*DATA SHOWN*:
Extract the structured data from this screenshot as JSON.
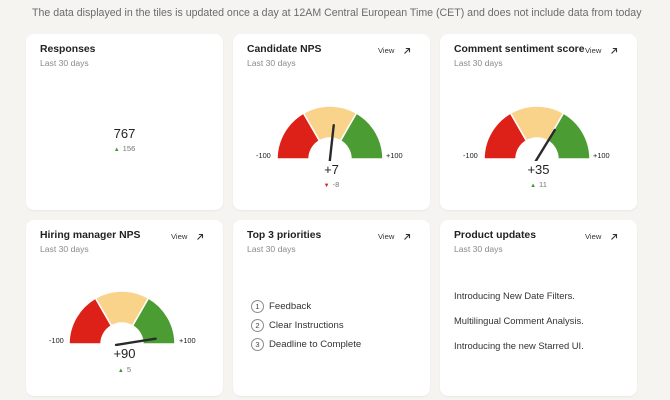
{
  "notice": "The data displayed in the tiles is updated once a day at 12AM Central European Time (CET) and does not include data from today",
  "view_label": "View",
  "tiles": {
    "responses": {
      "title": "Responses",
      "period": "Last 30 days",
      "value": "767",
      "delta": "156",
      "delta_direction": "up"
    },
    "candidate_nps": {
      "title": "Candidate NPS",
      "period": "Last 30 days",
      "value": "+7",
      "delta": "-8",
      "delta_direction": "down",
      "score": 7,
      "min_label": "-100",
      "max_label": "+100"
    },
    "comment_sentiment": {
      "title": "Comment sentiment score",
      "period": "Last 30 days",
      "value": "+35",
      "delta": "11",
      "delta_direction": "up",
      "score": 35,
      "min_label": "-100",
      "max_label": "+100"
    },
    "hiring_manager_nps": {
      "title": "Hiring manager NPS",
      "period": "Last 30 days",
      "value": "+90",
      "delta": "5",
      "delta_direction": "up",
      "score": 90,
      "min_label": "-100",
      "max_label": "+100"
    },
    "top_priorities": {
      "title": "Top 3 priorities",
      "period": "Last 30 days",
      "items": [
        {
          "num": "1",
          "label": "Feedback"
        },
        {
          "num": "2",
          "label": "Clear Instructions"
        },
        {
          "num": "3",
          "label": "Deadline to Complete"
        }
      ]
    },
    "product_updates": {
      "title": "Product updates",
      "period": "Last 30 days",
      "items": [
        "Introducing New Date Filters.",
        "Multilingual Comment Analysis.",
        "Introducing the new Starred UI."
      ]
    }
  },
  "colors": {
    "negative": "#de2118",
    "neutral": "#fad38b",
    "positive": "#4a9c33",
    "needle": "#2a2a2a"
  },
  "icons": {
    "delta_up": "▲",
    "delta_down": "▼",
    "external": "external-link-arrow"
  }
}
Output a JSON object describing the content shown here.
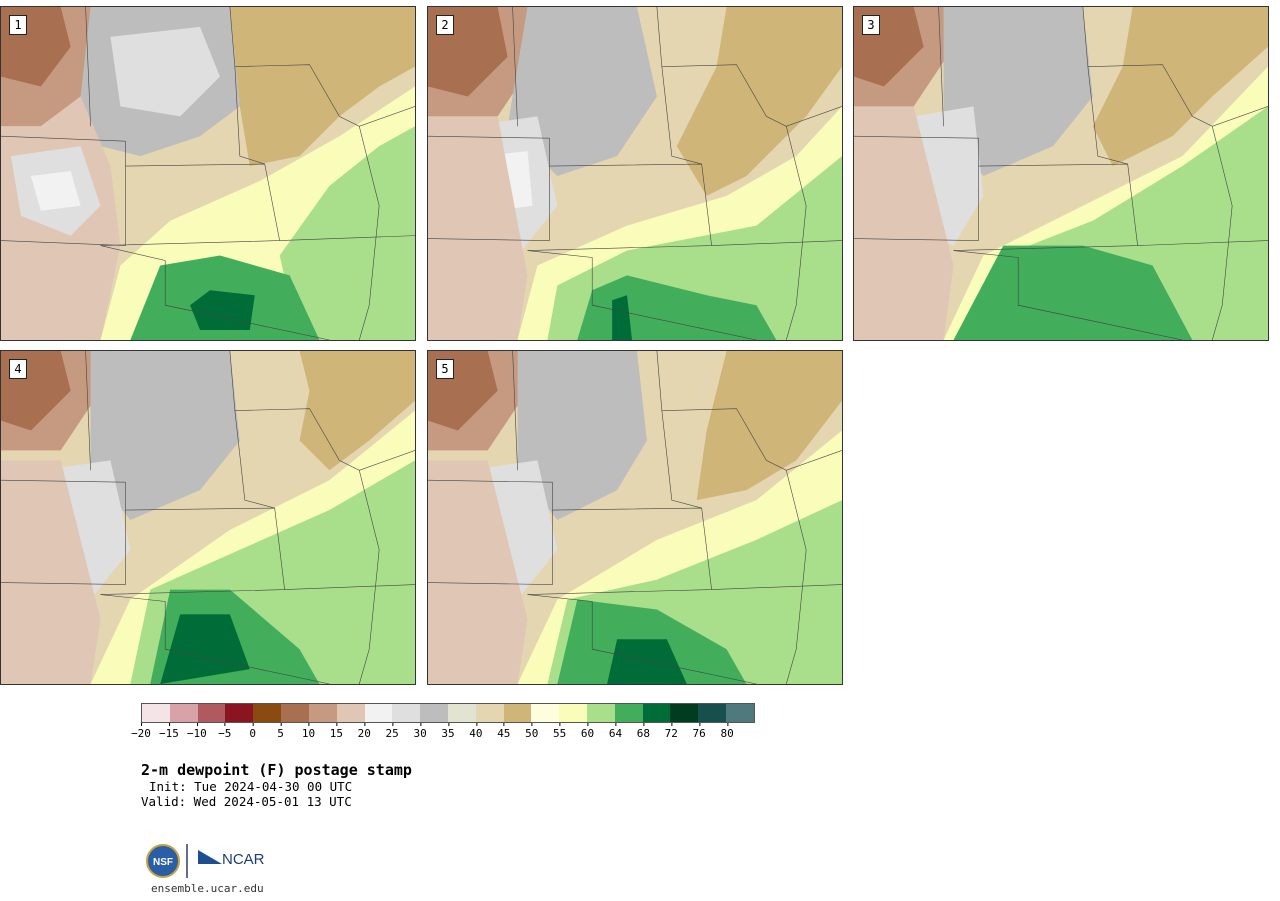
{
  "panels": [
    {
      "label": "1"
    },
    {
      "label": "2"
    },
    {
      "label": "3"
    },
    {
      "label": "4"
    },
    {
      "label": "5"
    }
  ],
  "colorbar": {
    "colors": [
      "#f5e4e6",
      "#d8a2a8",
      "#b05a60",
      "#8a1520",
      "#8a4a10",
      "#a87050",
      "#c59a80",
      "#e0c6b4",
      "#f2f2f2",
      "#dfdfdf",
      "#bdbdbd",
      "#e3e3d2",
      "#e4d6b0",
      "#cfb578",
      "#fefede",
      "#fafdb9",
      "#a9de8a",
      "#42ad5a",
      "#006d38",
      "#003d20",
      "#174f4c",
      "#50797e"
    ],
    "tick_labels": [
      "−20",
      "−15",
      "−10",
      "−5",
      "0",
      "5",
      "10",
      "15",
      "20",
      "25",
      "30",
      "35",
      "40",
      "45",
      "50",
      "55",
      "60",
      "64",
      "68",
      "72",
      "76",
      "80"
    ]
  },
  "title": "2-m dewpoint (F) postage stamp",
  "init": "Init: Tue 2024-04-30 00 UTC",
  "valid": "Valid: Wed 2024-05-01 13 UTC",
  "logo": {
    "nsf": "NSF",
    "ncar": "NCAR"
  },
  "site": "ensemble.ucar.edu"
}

*EXERCISE BRIEF*:
Take the line that contains "Output a JSON" and every line after it up to the end of the records above, and restate them exactly, without the pictures.

*ANSWER TO THE PROBLEM*:
Output a JSON object describing the content shown here.
{
  "panels": [
    {
      "label": "1"
    },
    {
      "label": "2"
    },
    {
      "label": "3"
    },
    {
      "label": "4"
    },
    {
      "label": "5"
    }
  ],
  "colorbar": {
    "colors": [
      "#f5e4e6",
      "#d8a2a8",
      "#b05a60",
      "#8a1520",
      "#8a4a10",
      "#a87050",
      "#c59a80",
      "#e0c6b4",
      "#f2f2f2",
      "#dfdfdf",
      "#bdbdbd",
      "#e3e3d2",
      "#e4d6b0",
      "#cfb578",
      "#fefede",
      "#fafdb9",
      "#a9de8a",
      "#42ad5a",
      "#006d38",
      "#003d20",
      "#174f4c",
      "#50797e"
    ],
    "tick_labels": [
      "−20",
      "−15",
      "−10",
      "−5",
      "0",
      "5",
      "10",
      "15",
      "20",
      "25",
      "30",
      "35",
      "40",
      "45",
      "50",
      "55",
      "60",
      "64",
      "68",
      "72",
      "76",
      "80"
    ]
  },
  "title": "2-m dewpoint (F) postage stamp",
  "init": "Init: Tue 2024-04-30 00 UTC",
  "valid": "Valid: Wed 2024-05-01 13 UTC",
  "logo": {
    "nsf": "NSF",
    "ncar": "NCAR"
  },
  "site": "ensemble.ucar.edu"
}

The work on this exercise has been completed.